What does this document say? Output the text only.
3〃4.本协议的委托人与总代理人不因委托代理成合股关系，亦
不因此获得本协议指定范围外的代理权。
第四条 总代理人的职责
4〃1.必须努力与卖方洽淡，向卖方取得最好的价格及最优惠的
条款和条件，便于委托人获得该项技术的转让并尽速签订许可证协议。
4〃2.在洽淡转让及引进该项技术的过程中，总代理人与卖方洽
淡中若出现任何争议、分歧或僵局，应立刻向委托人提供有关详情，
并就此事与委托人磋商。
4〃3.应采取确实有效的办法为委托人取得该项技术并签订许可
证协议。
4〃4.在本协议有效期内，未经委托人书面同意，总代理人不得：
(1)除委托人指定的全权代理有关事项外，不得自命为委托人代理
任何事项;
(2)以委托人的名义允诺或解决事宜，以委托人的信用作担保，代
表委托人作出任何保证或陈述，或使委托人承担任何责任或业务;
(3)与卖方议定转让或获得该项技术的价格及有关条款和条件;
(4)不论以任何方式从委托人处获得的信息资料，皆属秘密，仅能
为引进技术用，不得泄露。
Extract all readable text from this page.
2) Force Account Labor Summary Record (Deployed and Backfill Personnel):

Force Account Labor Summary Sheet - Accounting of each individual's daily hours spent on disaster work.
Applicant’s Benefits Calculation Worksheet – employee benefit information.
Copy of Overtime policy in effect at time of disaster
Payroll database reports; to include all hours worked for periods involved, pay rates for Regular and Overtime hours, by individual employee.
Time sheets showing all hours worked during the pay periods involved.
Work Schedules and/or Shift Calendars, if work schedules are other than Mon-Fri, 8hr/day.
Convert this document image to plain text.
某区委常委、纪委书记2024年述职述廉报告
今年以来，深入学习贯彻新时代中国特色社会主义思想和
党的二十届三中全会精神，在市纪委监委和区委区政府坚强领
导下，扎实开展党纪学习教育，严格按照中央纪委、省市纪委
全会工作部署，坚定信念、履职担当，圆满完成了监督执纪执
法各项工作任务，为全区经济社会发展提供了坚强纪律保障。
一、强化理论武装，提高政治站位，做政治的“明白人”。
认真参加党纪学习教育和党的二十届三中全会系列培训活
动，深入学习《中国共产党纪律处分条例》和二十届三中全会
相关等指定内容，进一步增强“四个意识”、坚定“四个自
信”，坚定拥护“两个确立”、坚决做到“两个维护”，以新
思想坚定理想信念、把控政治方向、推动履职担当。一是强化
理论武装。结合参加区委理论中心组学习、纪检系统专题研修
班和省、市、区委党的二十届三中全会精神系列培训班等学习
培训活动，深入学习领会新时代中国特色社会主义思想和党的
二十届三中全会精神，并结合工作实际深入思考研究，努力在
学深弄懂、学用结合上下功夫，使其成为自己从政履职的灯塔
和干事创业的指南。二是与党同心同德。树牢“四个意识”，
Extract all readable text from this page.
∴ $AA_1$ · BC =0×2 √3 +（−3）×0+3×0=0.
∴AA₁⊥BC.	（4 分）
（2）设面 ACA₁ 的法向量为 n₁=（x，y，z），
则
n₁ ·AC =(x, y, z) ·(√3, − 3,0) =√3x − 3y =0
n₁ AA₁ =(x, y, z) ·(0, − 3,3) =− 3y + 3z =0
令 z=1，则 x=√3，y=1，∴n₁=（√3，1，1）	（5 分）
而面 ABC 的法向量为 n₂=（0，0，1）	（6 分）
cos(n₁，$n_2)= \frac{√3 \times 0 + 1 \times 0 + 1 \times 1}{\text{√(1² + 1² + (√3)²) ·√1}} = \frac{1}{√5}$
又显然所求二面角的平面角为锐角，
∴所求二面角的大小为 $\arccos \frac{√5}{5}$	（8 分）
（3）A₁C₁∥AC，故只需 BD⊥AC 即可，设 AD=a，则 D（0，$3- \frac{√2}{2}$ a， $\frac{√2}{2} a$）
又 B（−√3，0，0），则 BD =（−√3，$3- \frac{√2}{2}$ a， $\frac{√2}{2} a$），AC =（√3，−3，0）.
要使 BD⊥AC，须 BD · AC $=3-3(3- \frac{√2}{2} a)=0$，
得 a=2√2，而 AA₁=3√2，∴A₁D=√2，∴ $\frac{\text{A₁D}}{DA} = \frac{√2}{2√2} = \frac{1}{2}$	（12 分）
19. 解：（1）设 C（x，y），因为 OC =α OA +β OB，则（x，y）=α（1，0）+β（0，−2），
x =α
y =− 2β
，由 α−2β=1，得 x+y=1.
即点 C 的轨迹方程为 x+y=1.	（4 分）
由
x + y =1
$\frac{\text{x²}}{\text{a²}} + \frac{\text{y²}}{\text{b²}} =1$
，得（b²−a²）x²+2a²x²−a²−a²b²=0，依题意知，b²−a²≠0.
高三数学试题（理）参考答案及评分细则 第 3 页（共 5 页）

┄┄┄┄┄┄

Repeat the data above, word for word.

* _Result of the exercise_:
What does this document say? Output the text only.
3〃4.本协议的委托人与总代理人不因委托代理成合股关系，亦
不因此获得本协议指定范围外的代理权。
第四条 总代理人的职责
4〃1.必须努力与卖方洽淡，向卖方取得最好的价格及最优惠的
条款和条件，便于委托人获得该项技术的转让并尽速签订许可证协议。
4〃2.在洽淡转让及引进该项技术的过程中，总代理人与卖方洽
淡中若出现任何争议、分歧或僵局，应立刻向委托人提供有关详情，
并就此事与委托人磋商。
4〃3.应采取确实有效的办法为委托人取得该项技术并签订许可
证协议。
4〃4.在本协议有效期内，未经委托人书面同意，总代理人不得：
(1)除委托人指定的全权代理有关事项外，不得自命为委托人代理
任何事项;
(2)以委托人的名义允诺或解决事宜，以委托人的信用作担保，代
表委托人作出任何保证或陈述，或使委托人承担任何责任或业务;
(3)与卖方议定转让或获得该项技术的价格及有关条款和条件;
(4)不论以任何方式从委托人处获得的信息资料，皆属秘密，仅能
为引进技术用，不得泄露。
Extract all readable text from this page.
2) Force Account Labor Summary Record (Deployed and Backfill Personnel):

Force Account Labor Summary Sheet - Accounting of each individual's daily hours spent on disaster work.
Applicant’s Benefits Calculation Worksheet – employee benefit information.
Copy of Overtime policy in effect at time of disaster
Payroll database reports; to include all hours worked for periods involved, pay rates for Regular and Overtime hours, by individual employee.
Time sheets showing all hours worked during the pay periods involved.
Work Schedules and/or Shift Calendars, if work schedules are other than Mon-Fri, 8hr/day.
Convert this document image to plain text.
某区委常委、纪委书记2024年述职述廉报告
今年以来，深入学习贯彻新时代中国特色社会主义思想和
党的二十届三中全会精神，在市纪委监委和区委区政府坚强领
导下，扎实开展党纪学习教育，严格按照中央纪委、省市纪委
全会工作部署，坚定信念、履职担当，圆满完成了监督执纪执
法各项工作任务，为全区经济社会发展提供了坚强纪律保障。
一、强化理论武装，提高政治站位，做政治的“明白人”。
认真参加党纪学习教育和党的二十届三中全会系列培训活
动，深入学习《中国共产党纪律处分条例》和二十届三中全会
相关等指定内容，进一步增强“四个意识”、坚定“四个自
信”，坚定拥护“两个确立”、坚决做到“两个维护”，以新
思想坚定理想信念、把控政治方向、推动履职担当。一是强化
理论武装。结合参加区委理论中心组学习、纪检系统专题研修
班和省、市、区委党的二十届三中全会精神系列培训班等学习
培训活动，深入学习领会新时代中国特色社会主义思想和党的
二十届三中全会精神，并结合工作实际深入思考研究，努力在
学深弄懂、学用结合上下功夫，使其成为自己从政履职的灯塔
和干事创业的指南。二是与党同心同德。树牢“四个意识”，
Extract all readable text from this page.
∴ $AA_1$ · BC =0×2 √3 +（−3）×0+3×0=0.
∴AA₁⊥BC.	（4 分）
（2）设面 ACA₁ 的法向量为 n₁=（x，y，z），
则
n₁ ·AC =(x, y, z) ·(√3, − 3,0) =√3x − 3y =0
n₁ AA₁ =(x, y, z) ·(0, − 3,3) =− 3y + 3z =0
令 z=1，则 x=√3，y=1，∴n₁=（√3，1，1）	（5 分）
而面 ABC 的法向量为 n₂=（0，0，1）	（6 分）
cos(n₁，$n_2)= \frac{√3 \times 0 + 1 \times 0 + 1 \times 1}{\text{√(1² + 1² + (√3)²) ·√1}} = \frac{1}{√5}$
又显然所求二面角的平面角为锐角，
∴所求二面角的大小为 $\arccos \frac{√5}{5}$	（8 分）
（3）A₁C₁∥AC，故只需 BD⊥AC 即可，设 AD=a，则 D（0，$3- \frac{√2}{2}$ a， $\frac{√2}{2} a$）
又 B（−√3，0，0），则 BD =（−√3，$3- \frac{√2}{2}$ a， $\frac{√2}{2} a$），AC =（√3，−3，0）.
要使 BD⊥AC，须 BD · AC $=3-3(3- \frac{√2}{2} a)=0$，
得 a=2√2，而 AA₁=3√2，∴A₁D=√2，∴ $\frac{\text{A₁D}}{DA} = \frac{√2}{2√2} = \frac{1}{2}$	（12 分）
19. 解：（1）设 C（x，y），因为 OC =α OA +β OB，则（x，y）=α（1，0）+β（0，−2），
x =α
y =− 2β
，由 α−2β=1，得 x+y=1.
即点 C 的轨迹方程为 x+y=1.	（4 分）
由
x + y =1
$\frac{\text{x²}}{\text{a²}} + \frac{\text{y²}}{\text{b²}} =1$
，得（b²−a²）x²+2a²x²−a²−a²b²=0，依题意知，b²−a²≠0.
高三数学试题（理）参考答案及评分细则 第 3 页（共 5 页）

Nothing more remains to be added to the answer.